• [実施事項]
1. 以下の数列の極限に関する文章に基づき、次の問いに答えてください。答えにも同じ記号を付けてください。
(a) 収束しない数列は何するといいますか。
(b) 数列{an}がαに収束するとき、αを何といいますか。
(c) 一般項が不定形の場合、どの式になるように変形し、その部分を何に置き換えますか。
2. 以下の数列の極限に関する文章で、よくでてくる不定形の形として示されているものをすべて挙げてください。

══ 提示された文章

数列の極限として説明しますが、関数の極限の場合もこれと同じ考え方で通用します。

数列の極限

収束と発散の定義

数列{an}がある数αに限りなく近く、もしくは一致するとき、

数列{an}はαに収束するといい、

\(\displaystyle \lim_{n→\infty}a_n = \alpha\)

もしくは、

\(\displaystyle n→\infty のとき、a_n→\alpha\)

と書きます。

そして、

αを数列{an}の極限(極限値)といいます。

収束しない数列は、発散するといいます。

 

数列の極限の求め方(基本)

数列の一般項が不定形の場合は、式変形して、\(\frac{1}{n}\)の式になるように表し、\(\frac{1}{n}\)の部分を0に置き換えると極限が求められます。

不定形のままでは極限は求められません。

よくでてくる不定形の形を下記に示します。

  • \(\displaystyle ∞ – ∞ \)
  • \(\displaystyle \frac{∞}{∞}\)
  • \(\displaystyle \frac{0}{0}\)
  • \(\displaystyle ∞×0 \)
  • \(\displaystyle 1^∞\)…指数部分に注目すると不定形になる場合です\(e^{0×∞}\)。

════
══ 抜粋データ

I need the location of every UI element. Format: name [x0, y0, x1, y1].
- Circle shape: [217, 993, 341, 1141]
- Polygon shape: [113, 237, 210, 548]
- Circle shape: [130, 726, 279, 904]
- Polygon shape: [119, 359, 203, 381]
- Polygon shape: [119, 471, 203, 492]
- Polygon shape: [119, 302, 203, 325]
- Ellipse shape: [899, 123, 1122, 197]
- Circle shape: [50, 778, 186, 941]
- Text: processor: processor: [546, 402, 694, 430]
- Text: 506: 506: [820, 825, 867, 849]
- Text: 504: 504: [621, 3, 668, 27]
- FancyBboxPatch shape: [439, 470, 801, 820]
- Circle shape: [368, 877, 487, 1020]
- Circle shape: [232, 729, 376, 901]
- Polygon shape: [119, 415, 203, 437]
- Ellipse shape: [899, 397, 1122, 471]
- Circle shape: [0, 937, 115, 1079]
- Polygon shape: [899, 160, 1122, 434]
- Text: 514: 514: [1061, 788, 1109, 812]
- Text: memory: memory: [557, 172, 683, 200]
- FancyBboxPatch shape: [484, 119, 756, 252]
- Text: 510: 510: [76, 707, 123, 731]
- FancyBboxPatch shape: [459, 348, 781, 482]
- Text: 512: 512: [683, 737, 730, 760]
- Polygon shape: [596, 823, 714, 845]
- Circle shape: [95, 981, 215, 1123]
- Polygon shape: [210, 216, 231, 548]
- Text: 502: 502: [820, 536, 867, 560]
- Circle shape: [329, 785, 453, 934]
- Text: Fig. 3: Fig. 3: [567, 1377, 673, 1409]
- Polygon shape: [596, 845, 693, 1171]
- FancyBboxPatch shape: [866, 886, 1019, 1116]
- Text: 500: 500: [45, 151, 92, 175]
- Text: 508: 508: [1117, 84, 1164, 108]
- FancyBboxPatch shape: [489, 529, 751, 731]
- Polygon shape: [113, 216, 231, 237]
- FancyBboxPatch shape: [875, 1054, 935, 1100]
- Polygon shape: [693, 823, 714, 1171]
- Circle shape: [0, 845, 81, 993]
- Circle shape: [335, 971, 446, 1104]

════

• [完全な解答]
1.
(a) 発散するといいます。
(b) 数列{an}の極限(極限値)といいます。
(c) 1/nの式になるように変形し、1/nの部分を0に置き換えます。

2.
∞ − ∞
∞/∞
0/0
∞×0
1^∞